**Set task**
Quote the entries in full, character for character, without their images.

>> begin Data to process

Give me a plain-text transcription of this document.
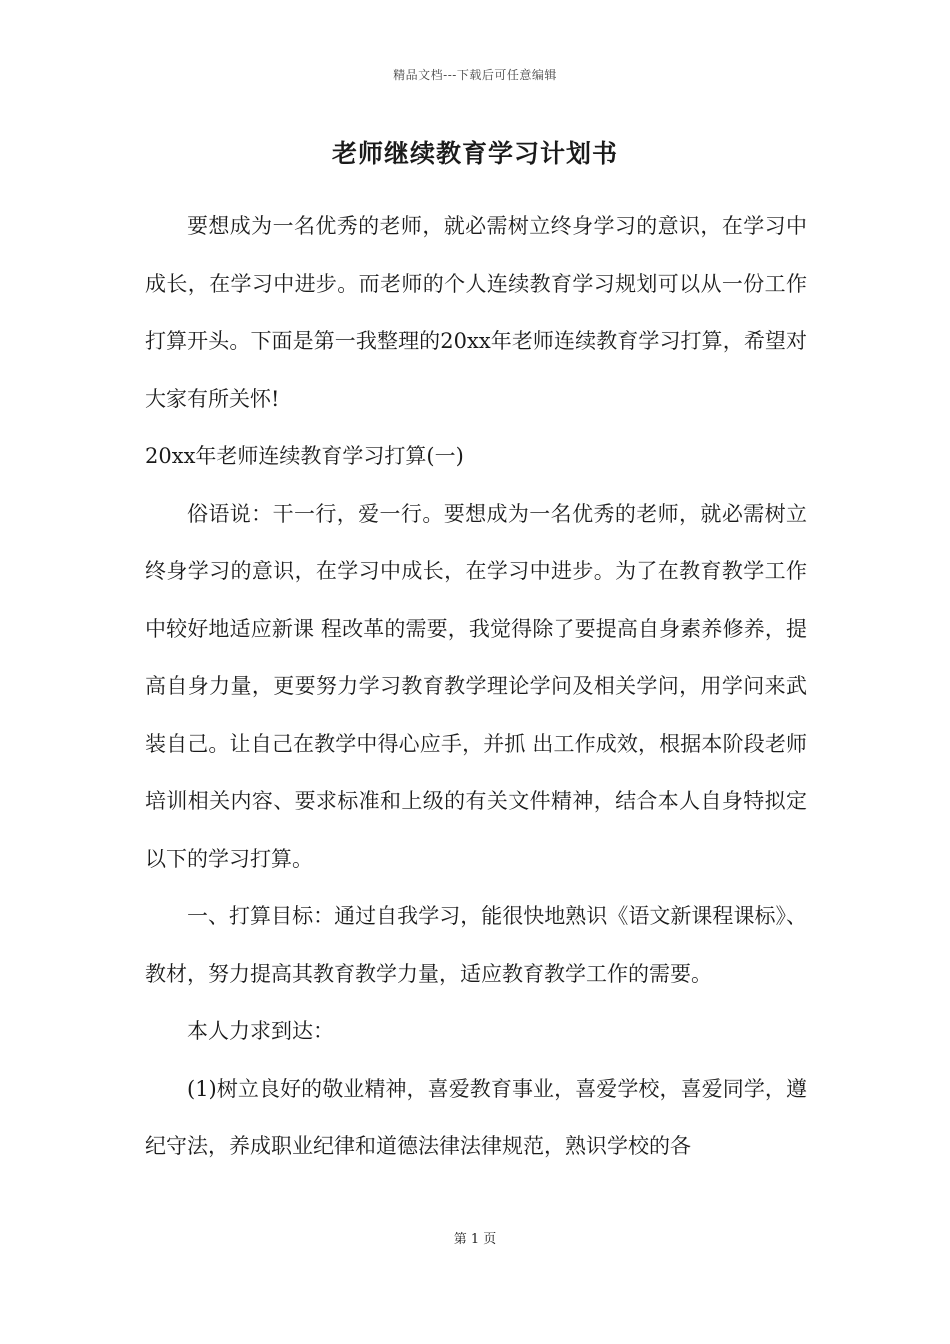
精品文档---下载后可任意编辑
老师继续教育学习计划书

要想成为一名优秀的老师，就必需树立终身学习的意识，在学习中成长，在学习中进步。而老师的个人连续教育学习规划可以从一份工作打算开头。下面是第一我整理的20xx年老师连续教育学习打算，希望对大家有所关怀!

20xx年老师连续教育学习打算(一)

俗语说：干一行，爱一行。要想成为一名优秀的老师，就必需树立终身学习的意识，在学习中成长，在学习中进步。为了在教育教学工作中较好地适应新课 程改革的需要，我觉得除了要提高自身素养修养，提高自身力量，更要努力学习教育教学理论学问及相关学问，用学问来武装自己。让自己在教学中得心应手，并抓 出工作成效，根据本阶段老师培训相关内容、要求标准和上级的有关文件精神，结合本人自身特拟定以下的学习打算。

一、打算目标：通过自我学习，能很快地熟识《语文新课程课标》、教材，努力提高其教育教学力量，适应教育教学工作的需要。

本人力求到达：

(1)树立良好的敬业精神，喜爱教育事业，喜爱学校，喜爱同学，遵纪守法，养成职业纪律和道德法律法律规范，熟识学校的各

第 1 页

>> end Data to process

**Answer to this problem**
Give me a plain-text transcription of this document.
精品文档---下载后可任意编辑
老师继续教育学习计划书

要想成为一名优秀的老师，就必需树立终身学习的意识，在学习中成长，在学习中进步。而老师的个人连续教育学习规划可以从一份工作打算开头。下面是第一我整理的20xx年老师连续教育学习打算，希望对大家有所关怀!

20xx年老师连续教育学习打算(一)

俗语说：干一行，爱一行。要想成为一名优秀的老师，就必需树立终身学习的意识，在学习中成长，在学习中进步。为了在教育教学工作中较好地适应新课 程改革的需要，我觉得除了要提高自身素养修养，提高自身力量，更要努力学习教育教学理论学问及相关学问，用学问来武装自己。让自己在教学中得心应手，并抓 出工作成效，根据本阶段老师培训相关内容、要求标准和上级的有关文件精神，结合本人自身特拟定以下的学习打算。

一、打算目标：通过自我学习，能很快地熟识《语文新课程课标》、教材，努力提高其教育教学力量，适应教育教学工作的需要。

本人力求到达：

(1)树立良好的敬业精神，喜爱教育事业，喜爱学校，喜爱同学，遵纪守法，养成职业纪律和道德法律法律规范，熟识学校的各

第 1 页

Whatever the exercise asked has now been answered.